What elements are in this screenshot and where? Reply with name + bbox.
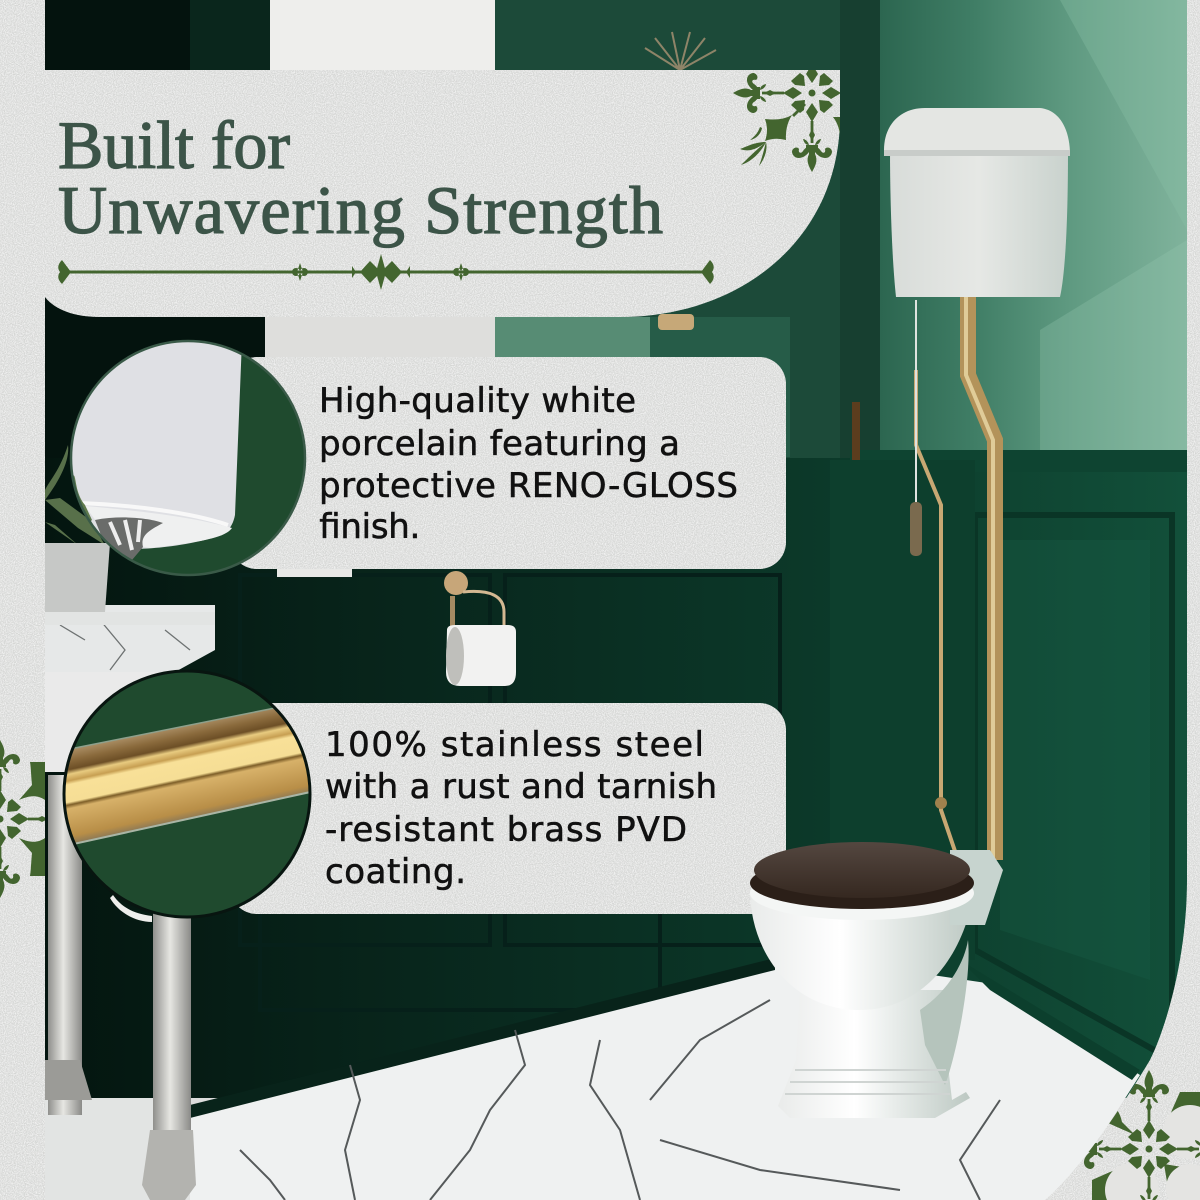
plant: [45, 445, 105, 545]
marble top: [45, 605, 215, 672]
marble floor: [45, 958, 1140, 1200]
pedestal: [778, 940, 970, 1118]
rear mount: [950, 850, 1003, 925]
pull chain and handle: [910, 300, 922, 556]
card 2 text: -resistant brass PVD: [325, 810, 687, 850]
bowl: [750, 885, 975, 1010]
paper edge below card 1: [277, 565, 352, 577]
card 1 text: protective RENO-GLOSS: [319, 466, 738, 506]
circle: brass rod close-up: [60, 670, 315, 920]
card 1 text: [319, 381, 738, 547]
ornament: left edge: [0, 740, 45, 898]
vanity with marble top, legs and plant: [45, 445, 215, 1200]
card 2 text: with a rust and tarnish: [325, 767, 717, 807]
title: Built for: [58, 107, 290, 183]
legs: [45, 775, 196, 1200]
card 2 text: 100% stainless steel: [325, 725, 704, 765]
ornamental divider: [58, 254, 714, 290]
panel: porcelain detail: [70, 340, 738, 585]
ornament: bottom right corner: [1084, 1070, 1200, 1200]
wall brass hardware: [658, 314, 860, 460]
card 1 text: finish.: [319, 507, 420, 547]
plant pot: [45, 543, 215, 625]
fan ornament on wall: [645, 32, 716, 70]
circle: porcelain close-up: [70, 340, 310, 585]
cistern: [884, 108, 1070, 297]
title: [58, 107, 663, 248]
card 2 text: coating.: [325, 852, 466, 892]
lower wainscot wall: [45, 450, 1187, 1098]
ornament: header corner: [733, 70, 840, 172]
panel: brass detail: [60, 670, 717, 920]
upper wall: [45, 0, 1187, 470]
circle ring: [64, 671, 310, 917]
card 2 text: [325, 725, 717, 892]
brass flush pipes: [916, 290, 995, 860]
toilet paper holder: [444, 571, 516, 686]
title: Unwavering Strength: [58, 172, 663, 248]
sink basin: [45, 672, 205, 772]
card 1 text: High-quality white: [319, 381, 636, 421]
card 1 text: porcelain featuring a: [319, 424, 680, 464]
high tank toilet: [750, 108, 1070, 1118]
circle ring: [71, 341, 305, 575]
wooden seat: [750, 842, 974, 920]
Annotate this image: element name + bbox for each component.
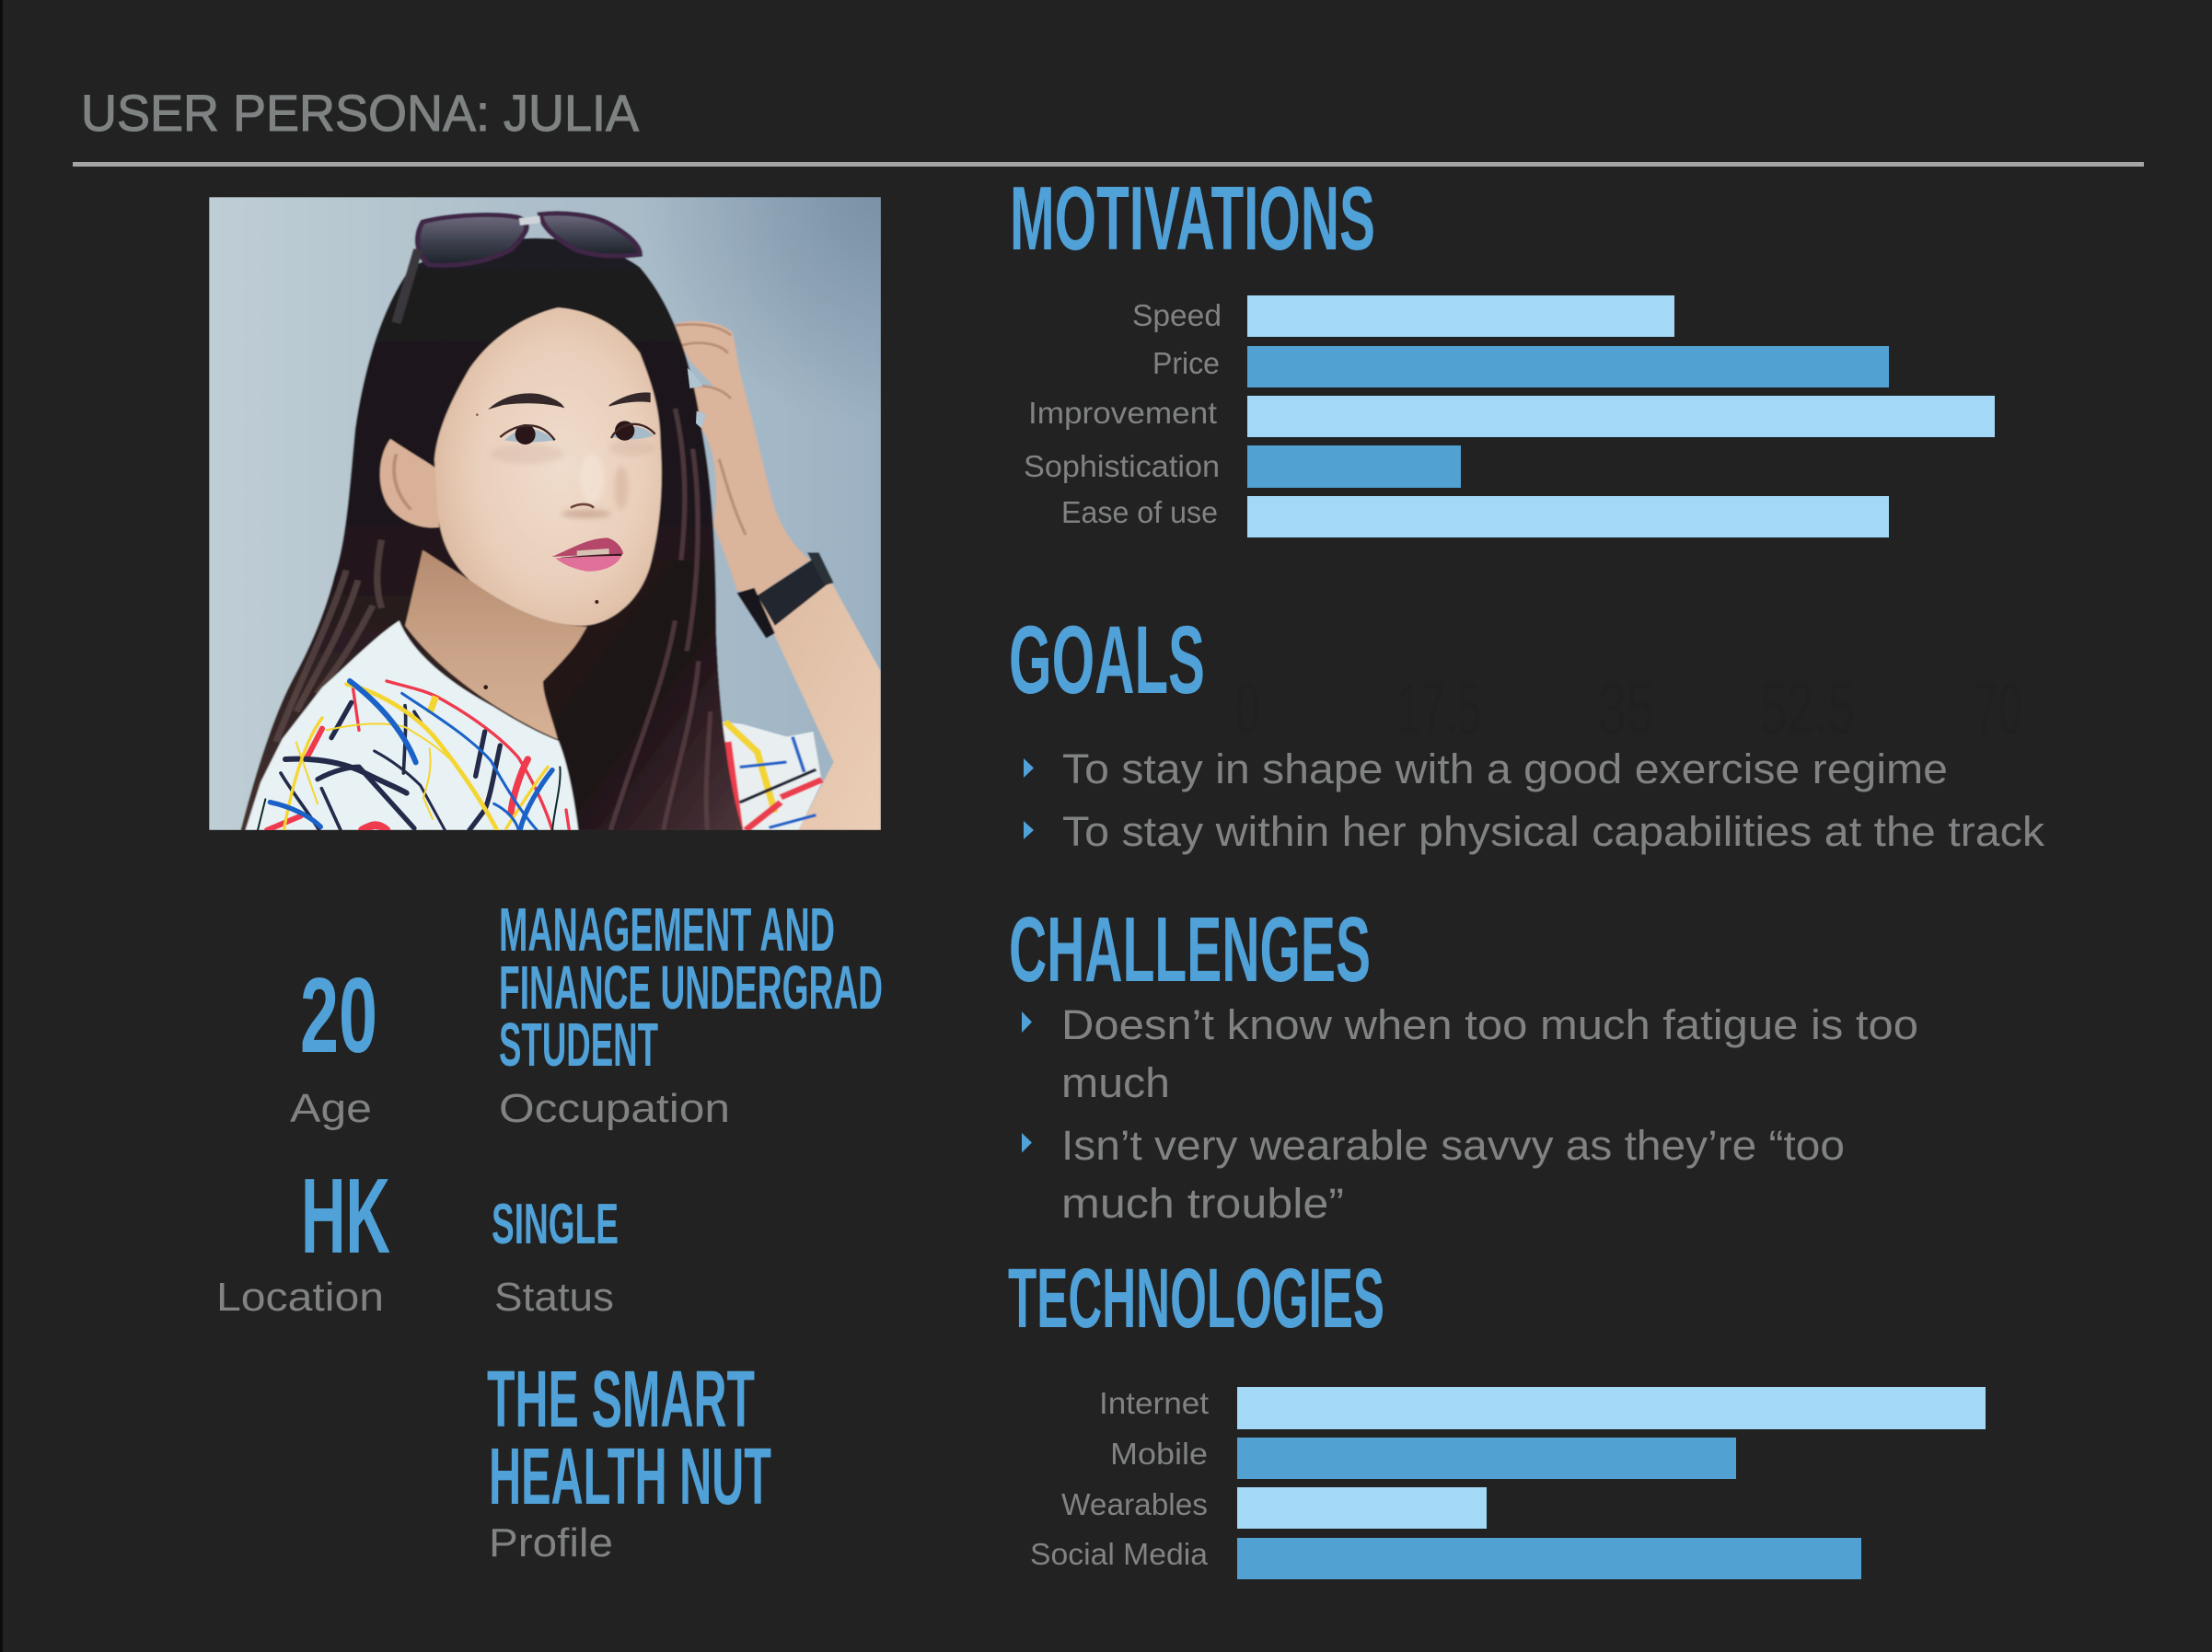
challenge bullet one [1022, 1001, 1918, 1106]
stat: occupation: Occupation [499, 1086, 730, 1131]
stat: location [216, 1156, 390, 1320]
stat: age: 20 [300, 955, 377, 1075]
bar chart: motivations: Price [1152, 346, 1220, 380]
stat: location: HK [301, 1156, 390, 1276]
stat: age: Age [290, 1086, 372, 1131]
stat: occupation: STUDENT [499, 1011, 658, 1080]
challenge bullet one: Doesn’t know when too much fatigue is too [1061, 1001, 1918, 1048]
stat: occupation [499, 895, 883, 1131]
bar chart: technologies: Wearables [1061, 1487, 1208, 1521]
stat: occupation: MANAGEMENT AND [499, 895, 835, 965]
panel: technologies [1008, 1252, 1986, 1579]
stat: age [290, 955, 377, 1131]
title: USER PERSONA: JULIA [81, 84, 640, 142]
bar chart: technologies: Internet [1099, 1386, 1209, 1420]
heading: goals: GOALS [1009, 607, 1205, 714]
bar chart: motivations: Ease of use [1061, 495, 1218, 529]
bar chart: technologies [1030, 1386, 1986, 1579]
portrait photo [209, 197, 881, 830]
challenge bullet two: Isn’t very wearable savvy as they’re “too [1061, 1122, 1845, 1169]
faint axis labels: 0 [1235, 667, 1259, 749]
stat: occupation: FINANCE UNDERGRAD [499, 953, 883, 1022]
stat: status: Status [494, 1275, 614, 1320]
panel: goals [1009, 607, 2045, 855]
faint axis labels [1235, 667, 2022, 749]
faint axis labels: 17.5 [1397, 667, 1481, 749]
stat: status: SINGLE [492, 1193, 619, 1256]
challenge bullet one: much [1061, 1059, 1170, 1106]
faint axis labels: 52.5 [1760, 667, 1855, 749]
stat: profile: Profile [489, 1520, 613, 1565]
faint axis labels: 70 [1975, 667, 2022, 749]
bar chart: motivations: Speed [1132, 298, 1222, 332]
stat: location: Location [216, 1275, 384, 1320]
heading: technologies: TECHNOLOGIES [1008, 1252, 1384, 1346]
challenge bullet two [1022, 1122, 1845, 1227]
challenge bullet two: much trouble” [1061, 1180, 1344, 1227]
panel: motivations [1010, 168, 1995, 537]
bar chart: motivations [1024, 295, 1995, 537]
goal bullet one: To stay in shape with a good exercise regime [1062, 745, 1948, 792]
stat: profile: THE SMART [487, 1355, 755, 1444]
stat: profile: HEALTH NUT [489, 1432, 771, 1521]
stat: profile [487, 1355, 771, 1565]
heading: challenges: CHALLENGES [1009, 898, 1371, 1001]
bar chart: motivations: Sophistication [1024, 449, 1220, 483]
bar chart: motivations: Improvement [1028, 396, 1217, 430]
bar chart: technologies: Mobile [1110, 1437, 1208, 1471]
faint axis labels: 35 [1598, 667, 1654, 749]
heading: motivations: MOTIVATIONS [1010, 168, 1375, 269]
bar chart: technologies: Social Media [1030, 1537, 1209, 1571]
stat: status [492, 1193, 619, 1320]
goal bullet two: To stay within her physical capabilities at the track [1062, 808, 2045, 855]
panel: challenges [1009, 898, 1918, 1227]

→ To do:
Reproduce the data from the line containing "plant: [45, 445, 105, 545]" through the line containing "bowl: [750, 885, 975, 1010]", renaming "marble" to "granite" and changing nothing else.

→ Complete output:
plant: [45, 445, 105, 545]
granite top: [45, 605, 215, 672]
granite floor: [45, 958, 1140, 1200]
pedestal: [778, 940, 970, 1118]
rear mount: [950, 850, 1003, 925]
pull chain and handle: [910, 300, 922, 556]
card 2 text: -resistant brass PVD: [325, 810, 687, 850]
bowl: [750, 885, 975, 1010]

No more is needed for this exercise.